» Short task
Give the lines below as a numbered list, leaving out blank lines and pictures.

BEGIN

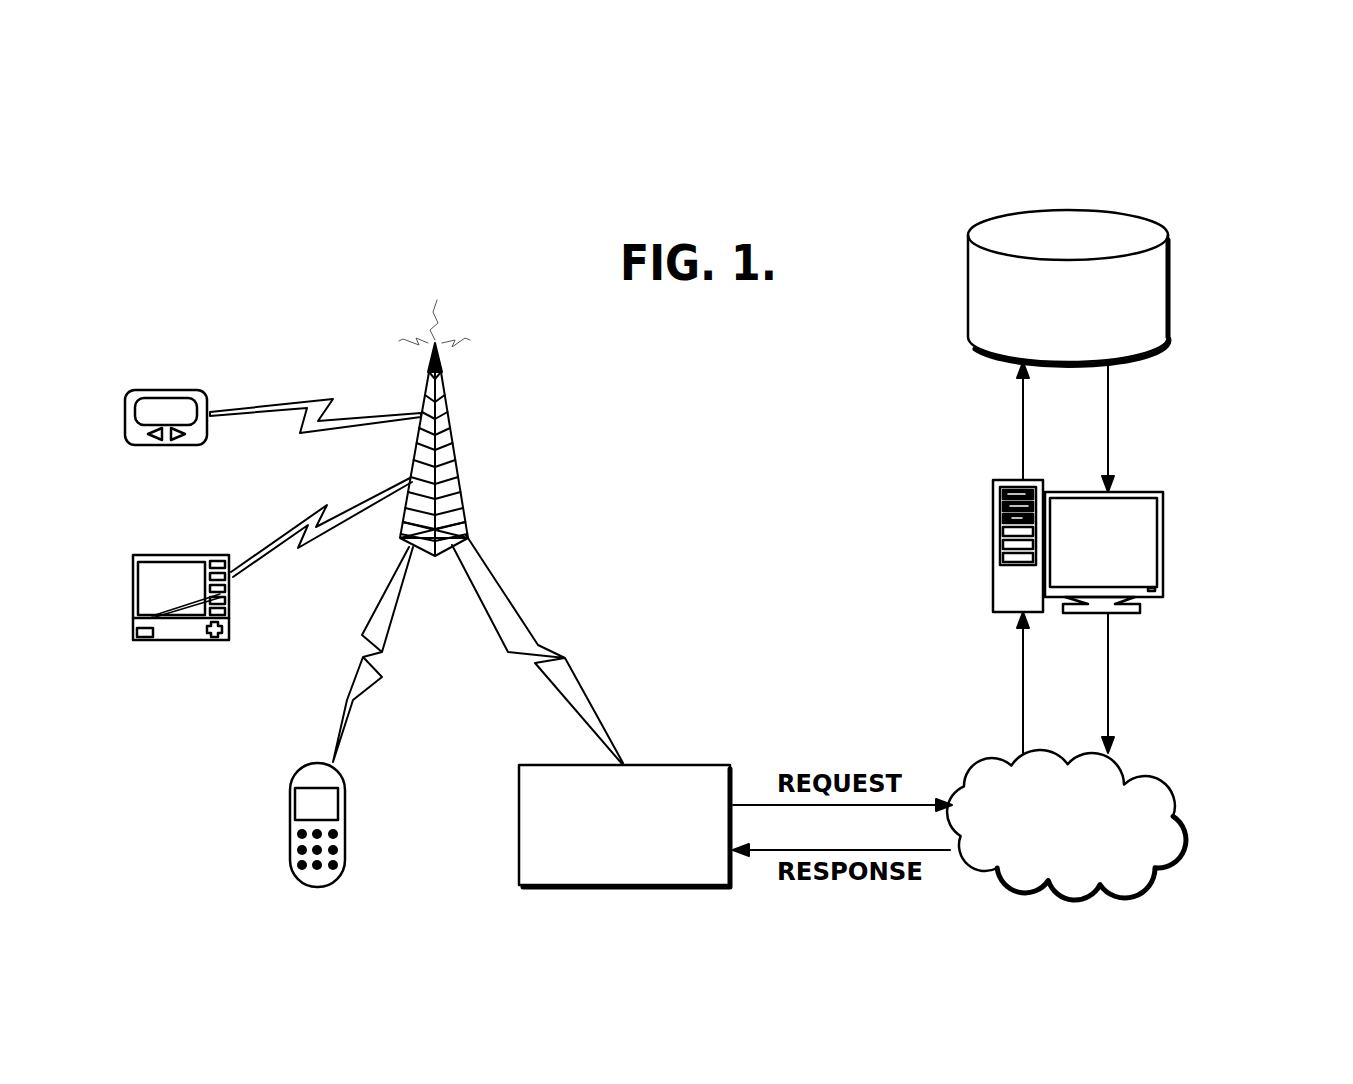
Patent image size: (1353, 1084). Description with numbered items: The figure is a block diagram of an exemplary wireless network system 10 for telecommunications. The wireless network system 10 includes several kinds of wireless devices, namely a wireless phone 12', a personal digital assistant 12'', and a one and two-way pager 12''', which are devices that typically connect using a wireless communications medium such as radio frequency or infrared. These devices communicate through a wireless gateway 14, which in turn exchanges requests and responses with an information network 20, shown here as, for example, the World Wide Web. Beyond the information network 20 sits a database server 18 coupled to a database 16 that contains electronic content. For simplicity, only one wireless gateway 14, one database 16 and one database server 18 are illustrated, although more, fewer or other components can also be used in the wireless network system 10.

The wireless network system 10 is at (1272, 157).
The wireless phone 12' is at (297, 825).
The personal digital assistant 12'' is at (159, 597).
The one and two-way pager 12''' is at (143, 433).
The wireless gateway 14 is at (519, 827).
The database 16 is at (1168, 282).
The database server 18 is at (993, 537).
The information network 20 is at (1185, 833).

END

» Written response
1. Patent image size: (1353, 1084). Description with numbered items: The figure is a block diagram of an exemplary wireless network system 10 for telecommunications. The wireless network system 10 includes several kinds of wireless devices, namely a wireless phone 12', a personal digital assistant 12'', and a one and two-way pager 12''', which are devices that typically connect using a wireless communications medium such as radio frequency or infrared. These devices communicate through a wireless gateway 14, which in turn exchanges requests and responses with an information network 20, shown here as, for example, the World Wide Web. Beyond the information network 20 sits a database server 18 coupled to a database 16 that contains electronic content. For simplicity, only one wireless gateway 14, one database 16 and one database server 18 are illustrated, although more, fewer or other components can also be used in the wireless network system 10.
2. The wireless network system 10 is at (1272, 157).
3. The wireless phone 12' is at (297, 825).
4. The personal digital assistant 12'' is at (159, 597).
5. The one and two-way pager 12''' is at (143, 433).
6. The wireless gateway 14 is at (519, 827).
7. The database 16 is at (1168, 282).
8. The database server 18 is at (993, 537).
9. The information network 20 is at (1185, 833).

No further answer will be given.